Task to carry out:
All entries are to be given again verbatim.

Data records:

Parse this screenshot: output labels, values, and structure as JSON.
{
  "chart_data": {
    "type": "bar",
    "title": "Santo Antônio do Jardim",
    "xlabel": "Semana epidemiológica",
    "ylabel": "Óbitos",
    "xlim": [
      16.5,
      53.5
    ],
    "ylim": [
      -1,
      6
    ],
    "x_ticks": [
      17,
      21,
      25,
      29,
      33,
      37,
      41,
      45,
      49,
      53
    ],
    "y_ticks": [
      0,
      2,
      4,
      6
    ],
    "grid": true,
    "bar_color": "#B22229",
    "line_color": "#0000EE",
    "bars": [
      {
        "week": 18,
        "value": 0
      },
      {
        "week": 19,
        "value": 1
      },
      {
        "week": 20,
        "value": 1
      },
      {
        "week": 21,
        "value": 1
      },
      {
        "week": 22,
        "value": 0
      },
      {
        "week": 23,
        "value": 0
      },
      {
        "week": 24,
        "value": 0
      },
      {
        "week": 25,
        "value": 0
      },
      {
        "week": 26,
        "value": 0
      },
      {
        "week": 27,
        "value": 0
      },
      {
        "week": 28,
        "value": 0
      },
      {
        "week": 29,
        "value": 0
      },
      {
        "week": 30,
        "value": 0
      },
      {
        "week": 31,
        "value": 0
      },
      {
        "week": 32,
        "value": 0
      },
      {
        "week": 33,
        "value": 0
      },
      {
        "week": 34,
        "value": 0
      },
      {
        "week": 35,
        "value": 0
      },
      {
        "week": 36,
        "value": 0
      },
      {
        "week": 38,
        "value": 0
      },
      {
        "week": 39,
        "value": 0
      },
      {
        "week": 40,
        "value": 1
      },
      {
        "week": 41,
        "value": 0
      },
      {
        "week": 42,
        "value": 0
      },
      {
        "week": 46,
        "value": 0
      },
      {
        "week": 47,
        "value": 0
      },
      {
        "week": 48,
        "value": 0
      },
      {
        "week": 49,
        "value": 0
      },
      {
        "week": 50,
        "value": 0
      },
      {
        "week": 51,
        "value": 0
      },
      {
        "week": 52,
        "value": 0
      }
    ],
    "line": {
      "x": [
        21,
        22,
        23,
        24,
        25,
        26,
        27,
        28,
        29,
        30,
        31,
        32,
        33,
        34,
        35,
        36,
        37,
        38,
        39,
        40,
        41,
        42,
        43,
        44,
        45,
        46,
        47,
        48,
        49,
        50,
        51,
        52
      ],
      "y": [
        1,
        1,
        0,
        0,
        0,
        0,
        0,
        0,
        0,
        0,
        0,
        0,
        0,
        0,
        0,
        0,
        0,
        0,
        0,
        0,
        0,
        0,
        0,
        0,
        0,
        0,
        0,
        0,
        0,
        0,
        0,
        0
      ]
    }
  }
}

Full solution:
Parse this screenshot: output labels, values, and structure as JSON.
{
  "chart_data": {
    "type": "bar",
    "title": "Santo Antônio do Jardim",
    "xlabel": "Semana epidemiológica",
    "ylabel": "Óbitos",
    "xlim": [
      16.5,
      53.5
    ],
    "ylim": [
      -1,
      6
    ],
    "x_ticks": [
      17,
      21,
      25,
      29,
      33,
      37,
      41,
      45,
      49,
      53
    ],
    "y_ticks": [
      0,
      2,
      4,
      6
    ],
    "grid": true,
    "bar_color": "#B22229",
    "line_color": "#0000EE",
    "bars": [
      {
        "week": 18,
        "value": 0
      },
      {
        "week": 19,
        "value": 1
      },
      {
        "week": 20,
        "value": 1
      },
      {
        "week": 21,
        "value": 1
      },
      {
        "week": 22,
        "value": 0
      },
      {
        "week": 23,
        "value": 0
      },
      {
        "week": 24,
        "value": 0
      },
      {
        "week": 25,
        "value": 0
      },
      {
        "week": 26,
        "value": 0
      },
      {
        "week": 27,
        "value": 0
      },
      {
        "week": 28,
        "value": 0
      },
      {
        "week": 29,
        "value": 0
      },
      {
        "week": 30,
        "value": 0
      },
      {
        "week": 31,
        "value": 0
      },
      {
        "week": 32,
        "value": 0
      },
      {
        "week": 33,
        "value": 0
      },
      {
        "week": 34,
        "value": 0
      },
      {
        "week": 35,
        "value": 0
      },
      {
        "week": 36,
        "value": 0
      },
      {
        "week": 38,
        "value": 0
      },
      {
        "week": 39,
        "value": 0
      },
      {
        "week": 40,
        "value": 1
      },
      {
        "week": 41,
        "value": 0
      },
      {
        "week": 42,
        "value": 0
      },
      {
        "week": 46,
        "value": 0
      },
      {
        "week": 47,
        "value": 0
      },
      {
        "week": 48,
        "value": 0
      },
      {
        "week": 49,
        "value": 0
      },
      {
        "week": 50,
        "value": 0
      },
      {
        "week": 51,
        "value": 0
      },
      {
        "week": 52,
        "value": 0
      }
    ],
    "line": {
      "x": [
        21,
        22,
        23,
        24,
        25,
        26,
        27,
        28,
        29,
        30,
        31,
        32,
        33,
        34,
        35,
        36,
        37,
        38,
        39,
        40,
        41,
        42,
        43,
        44,
        45,
        46,
        47,
        48,
        49,
        50,
        51,
        52
      ],
      "y": [
        1,
        1,
        0,
        0,
        0,
        0,
        0,
        0,
        0,
        0,
        0,
        0,
        0,
        0,
        0,
        0,
        0,
        0,
        0,
        0,
        0,
        0,
        0,
        0,
        0,
        0,
        0,
        0,
        0,
        0,
        0,
        0
      ]
    }
  }
}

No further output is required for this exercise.